[Job]: Set the data down again, exactly as it reads, but without the pictures.

_ _ _

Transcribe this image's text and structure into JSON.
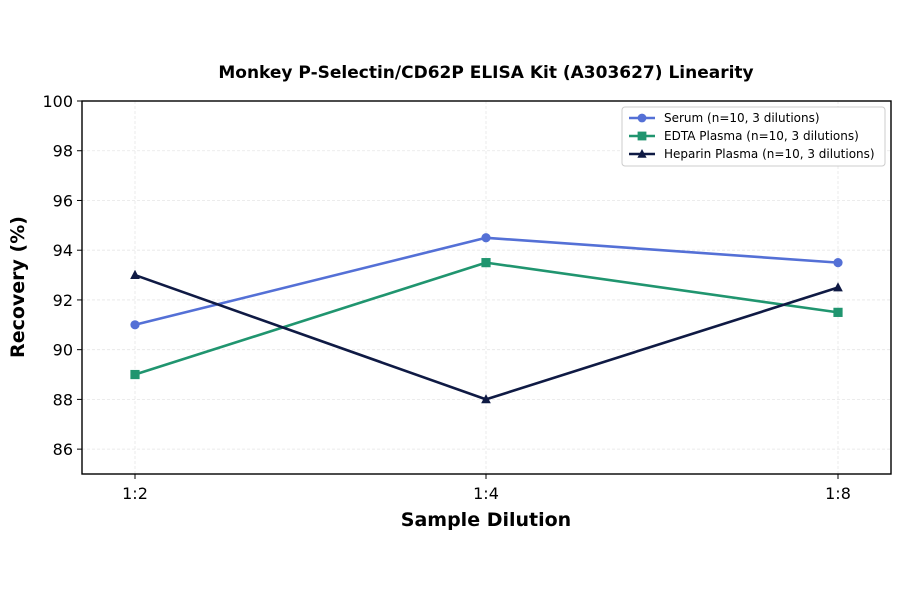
{
  "chart_data": {
    "type": "line",
    "title": "Monkey P-Selectin/CD62P ELISA Kit (A303627) Linearity",
    "xlabel": "Sample Dilution",
    "ylabel": "Recovery (%)",
    "categories": [
      "1:2",
      "1:4",
      "1:8"
    ],
    "ylim": [
      85,
      100
    ],
    "yticks": [
      86,
      88,
      90,
      92,
      94,
      96,
      98,
      100
    ],
    "grid": true,
    "legend_position": "top-right",
    "series": [
      {
        "name": "Serum (n=10, 3 dilutions)",
        "values": [
          91.0,
          94.5,
          93.5
        ],
        "color": "#5470d6",
        "marker": "circle"
      },
      {
        "name": "EDTA Plasma (n=10, 3 dilutions)",
        "values": [
          89.0,
          93.5,
          91.5
        ],
        "color": "#20956f",
        "marker": "square"
      },
      {
        "name": "Heparin Plasma (n=10, 3 dilutions)",
        "values": [
          93.0,
          88.0,
          92.5
        ],
        "color": "#0f1a44",
        "marker": "triangle"
      }
    ]
  }
}
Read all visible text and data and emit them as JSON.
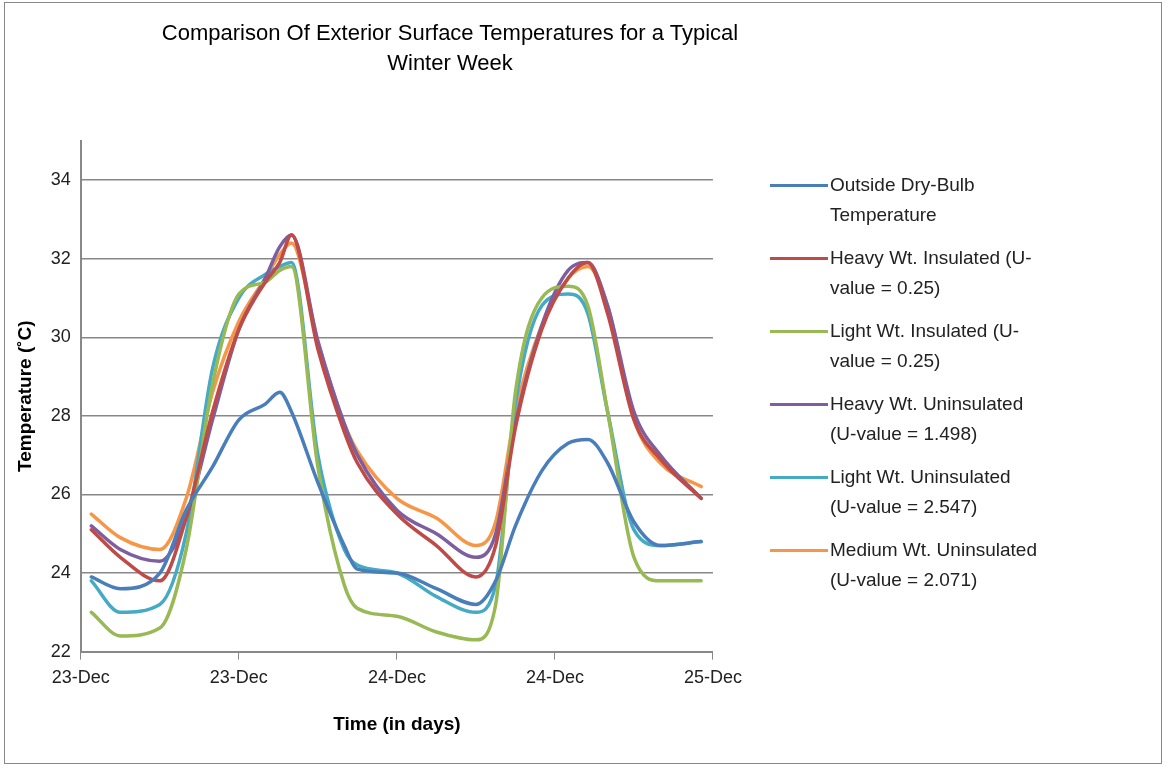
{
  "chart_data": {
    "type": "line",
    "title": "Comparison Of Exterior Surface Temperatures for a Typical Winter Week",
    "xlabel": "Time (in days)",
    "ylabel": "Temperature (˚C)",
    "x": [
      "--12-23T00:48",
      "--12-23T03:00",
      "--12-23T06:00",
      "--12-23T08:00",
      "--12-23T10:00",
      "--12-23T12:00",
      "--12-23T14:00",
      "--12-23T15:06",
      "--12-23T16:00",
      "--12-23T18:00",
      "--12-23T20:00",
      "--12-23T21:00",
      "--12-24T00:00",
      "--12-24T03:00",
      "--12-24T06:00",
      "--12-24T07:30",
      "--12-24T09:00",
      "--12-24T11:00",
      "--12-24T13:00",
      "--12-24T14:30",
      "--12-24T16:00",
      "--12-24T18:00",
      "--12-24T20:00",
      "--12-24T23:06"
    ],
    "series": [
      {
        "name": "Outside Dry-Bulb Temperature",
        "color": "#4a7ebb",
        "values": [
          23.9,
          23.6,
          24.0,
          25.6,
          26.7,
          27.9,
          28.3,
          28.6,
          28.1,
          26.3,
          24.7,
          24.1,
          24.0,
          23.6,
          23.2,
          23.8,
          25.2,
          26.6,
          27.3,
          27.4,
          26.8,
          25.3,
          24.7,
          24.8
        ]
      },
      {
        "name": "Heavy Wt. Insulated (U-value = 0.25)",
        "color": "#be4b48",
        "values": [
          25.1,
          24.4,
          23.8,
          25.4,
          28.1,
          30.2,
          31.4,
          31.9,
          32.6,
          29.7,
          27.6,
          26.8,
          25.5,
          24.7,
          23.9,
          24.7,
          27.7,
          30.2,
          31.5,
          31.9,
          30.6,
          27.9,
          26.9,
          25.9
        ]
      },
      {
        "name": "Light Wt. Insulated  (U-value = 0.25)",
        "color": "#98b954",
        "values": [
          23.0,
          22.4,
          22.6,
          24.6,
          28.8,
          31.1,
          31.4,
          31.7,
          31.8,
          26.7,
          23.7,
          23.1,
          22.9,
          22.5,
          22.3,
          23.2,
          28.6,
          31.0,
          31.3,
          30.8,
          28.1,
          24.4,
          23.8,
          23.8
        ]
      },
      {
        "name": "Heavy Wt. Uninsulated (U-value = 1.498)",
        "color": "#7d5fa0",
        "values": [
          25.2,
          24.6,
          24.3,
          25.4,
          27.9,
          30.2,
          31.5,
          32.3,
          32.6,
          29.9,
          27.8,
          27.0,
          25.6,
          25.0,
          24.4,
          25.0,
          27.8,
          30.3,
          31.7,
          31.9,
          30.8,
          28.1,
          27.0,
          25.9
        ]
      },
      {
        "name": "Light Wt. Uninsulated (U-value = 2.547)",
        "color": "#46aac5",
        "values": [
          23.8,
          23.0,
          23.2,
          25.0,
          29.2,
          31.0,
          31.6,
          31.8,
          31.9,
          27.0,
          24.6,
          24.2,
          24.0,
          23.4,
          23.0,
          23.7,
          28.3,
          30.8,
          31.1,
          30.6,
          28.1,
          25.1,
          24.7,
          24.8
        ]
      },
      {
        "name": "Medium Wt. Uninsulated (U-value = 2.071)",
        "color": "#f79646",
        "values": [
          25.5,
          24.9,
          24.6,
          25.9,
          28.6,
          30.4,
          31.5,
          32.1,
          32.4,
          29.9,
          27.8,
          27.1,
          25.9,
          25.4,
          24.7,
          25.3,
          28.1,
          30.3,
          31.5,
          31.8,
          30.8,
          27.9,
          26.8,
          26.2
        ]
      }
    ],
    "xlim": [
      "--12-23T00:00",
      "--12-25T00:00"
    ],
    "xticks": [
      {
        "value": "--12-23T00:00",
        "label": "23-Dec"
      },
      {
        "value": "--12-23T12:00",
        "label": "23-Dec"
      },
      {
        "value": "--12-24T00:00",
        "label": "24-Dec"
      },
      {
        "value": "--12-24T12:00",
        "label": "24-Dec"
      },
      {
        "value": "--12-25T00:00",
        "label": "25-Dec"
      }
    ],
    "ylim": [
      22,
      35
    ],
    "yticks": [
      22,
      24,
      26,
      28,
      30,
      32,
      34
    ],
    "grid": "y",
    "legend": "right",
    "marker": "none",
    "line_style": "solid"
  }
}
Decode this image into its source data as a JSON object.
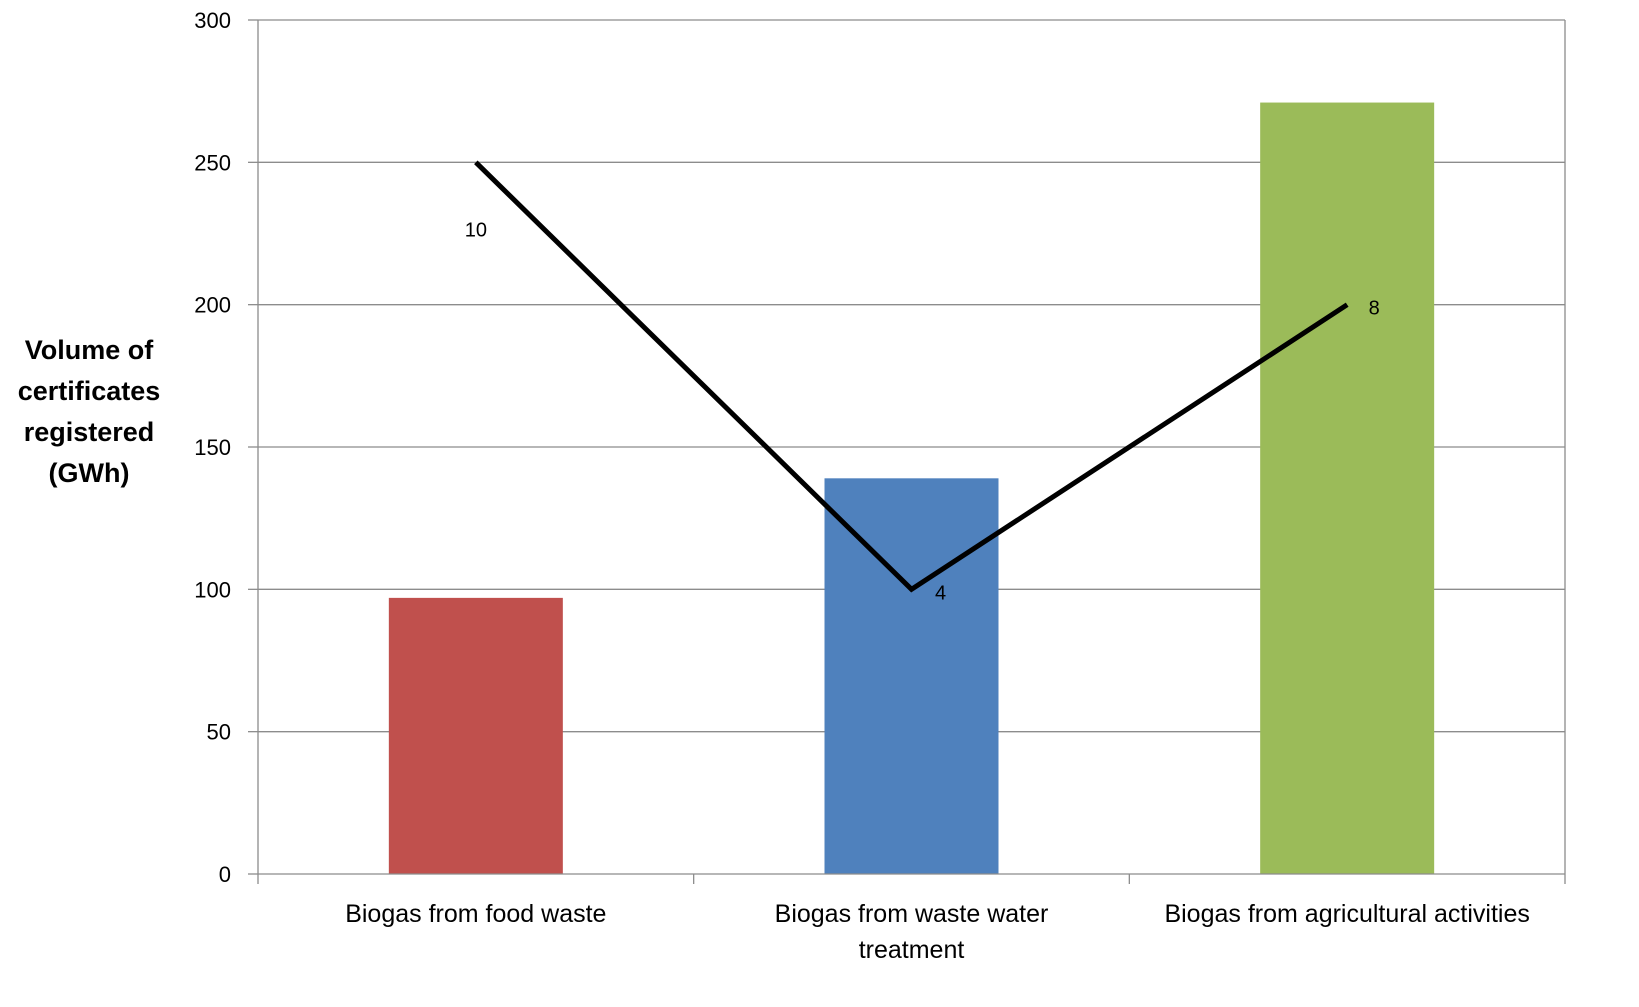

_ _ _

[Complete answer]:
Transcribe this image's text and structure into JSON.
{
  "chart_data": {
    "type": "line",
    "title": "Monkey P-Selectin/CD62P ELISA Kit (A303627) Linearity",
    "xlabel": "Sample Dilution",
    "ylabel": "Recovery (%)",
    "categories": [
      "1:2",
      "1:4",
      "1:8"
    ],
    "ylim": [
      85,
      100
    ],
    "yticks": [
      86,
      88,
      90,
      92,
      94,
      96,
      98,
      100
    ],
    "grid": true,
    "legend_position": "top-right",
    "series": [
      {
        "name": "Serum (n=10, 3 dilutions)",
        "values": [
          91.0,
          94.5,
          93.5
        ],
        "color": "#5470d6",
        "marker": "circle"
      },
      {
        "name": "EDTA Plasma (n=10, 3 dilutions)",
        "values": [
          89.0,
          93.5,
          91.5
        ],
        "color": "#20956f",
        "marker": "square"
      },
      {
        "name": "Heparin Plasma (n=10, 3 dilutions)",
        "values": [
          93.0,
          88.0,
          92.5
        ],
        "color": "#0f1a44",
        "marker": "triangle"
      }
    ]
  }
}
Read all visible text and data and emit them as JSON.
{
  "chart_data": {
    "type": "line",
    "title": "Comparison Of Exterior Surface Temperatures for a Typical Winter Week",
    "xlabel": "Time (in days)",
    "ylabel": "Temperature (˚C)",
    "x": [
      "--12-23T00:48",
      "--12-23T03:00",
      "--12-23T06:00",
      "--12-23T08:00",
      "--12-23T10:00",
      "--12-23T12:00",
      "--12-23T14:00",
      "--12-23T15:06",
      "--12-23T16:00",
      "--12-23T18:00",
      "--12-23T20:00",
      "--12-23T21:00",
      "--12-24T00:00",
      "--12-24T03:00",
      "--12-24T06:00",
      "--12-24T07:30",
      "--12-24T09:00",
      "--12-24T11:00",
      "--12-24T13:00",
      "--12-24T14:30",
      "--12-24T16:00",
      "--12-24T18:00",
      "--12-24T20:00",
      "--12-24T23:06"
    ],
    "series": [
      {
        "name": "Outside Dry-Bulb Temperature",
        "color": "#4a7ebb",
        "values": [
          23.9,
          23.6,
          24.0,
          25.6,
          26.7,
          27.9,
          28.3,
          28.6,
          28.1,
          26.3,
          24.7,
          24.1,
          24.0,
          23.6,
          23.2,
          23.8,
          25.2,
          26.6,
          27.3,
          27.4,
          26.8,
          25.3,
          24.7,
          24.8
        ]
      },
      {
        "name": "Heavy Wt. Insulated (U-value = 0.25)",
        "color": "#be4b48",
        "values": [
          25.1,
          24.4,
          23.8,
          25.4,
          28.1,
          30.2,
          31.4,
          31.9,
          32.6,
          29.7,
          27.6,
          26.8,
          25.5,
          24.7,
          23.9,
          24.7,
          27.7,
          30.2,
          31.5,
          31.9,
          30.6,
          27.9,
          26.9,
          25.9
        ]
      },
      {
        "name": "Light Wt. Insulated  (U-value = 0.25)",
        "color": "#98b954",
        "values": [
          23.0,
          22.4,
          22.6,
          24.6,
          28.8,
          31.1,
          31.4,
          31.7,
          31.8,
          26.7,
          23.7,
          23.1,
          22.9,
          22.5,
          22.3,
          23.2,
          28.6,
          31.0,
          31.3,
          30.8,
          28.1,
          24.4,
          23.8,
          23.8
        ]
      },
      {
        "name": "Heavy Wt. Uninsulated (U-value = 1.498)",
        "color": "#7d5fa0",
        "values": [
          25.2,
          24.6,
          24.3,
          25.4,
          27.9,
          30.2,
          31.5,
          32.3,
          32.6,
          29.9,
          27.8,
          27.0,
          25.6,
          25.0,
          24.4,
          25.0,
          27.8,
          30.3,
          31.7,
          31.9,
          30.8,
          28.1,
          27.0,
          25.9
        ]
      },
      {
        "name": "Light Wt. Uninsulated (U-value = 2.547)",
        "color": "#46aac5",
        "values": [
          23.8,
          23.0,
          23.2,
          25.0,
          29.2,
          31.0,
          31.6,
          31.8,
          31.9,
          27.0,
          24.6,
          24.2,
          24.0,
          23.4,
          23.0,
          23.7,
          28.3,
          30.8,
          31.1,
          30.6,
          28.1,
          25.1,
          24.7,
          24.8
        ]
      },
      {
        "name": "Medium Wt. Uninsulated (U-value = 2.071)",
        "color": "#f79646",
        "values": [
          25.5,
          24.9,
          24.6,
          25.9,
          28.6,
          30.4,
          31.5,
          32.1,
          32.4,
          29.9,
          27.8,
          27.1,
          25.9,
          25.4,
          24.7,
          25.3,
          28.1,
          30.3,
          31.5,
          31.8,
          30.8,
          27.9,
          26.8,
          26.2
        ]
      }
    ],
    "xlim": [
      "--12-23T00:00",
      "--12-25T00:00"
    ],
    "xticks": [
      {
        "value": "--12-23T00:00",
        "label": "23-Dec"
      },
      {
        "value": "--12-23T12:00",
        "label": "23-Dec"
      },
      {
        "value": "--12-24T00:00",
        "label": "24-Dec"
      },
      {
        "value": "--12-24T12:00",
        "label": "24-Dec"
      },
      {
        "value": "--12-25T00:00",
        "label": "25-Dec"
      }
    ],
    "ylim": [
      22,
      35
    ],
    "yticks": [
      22,
      24,
      26,
      28,
      30,
      32,
      34
    ],
    "grid": "y",
    "legend": "right",
    "marker": "none",
    "line_style": "solid"
  }
}
Decode this image into its source data as a JSON object.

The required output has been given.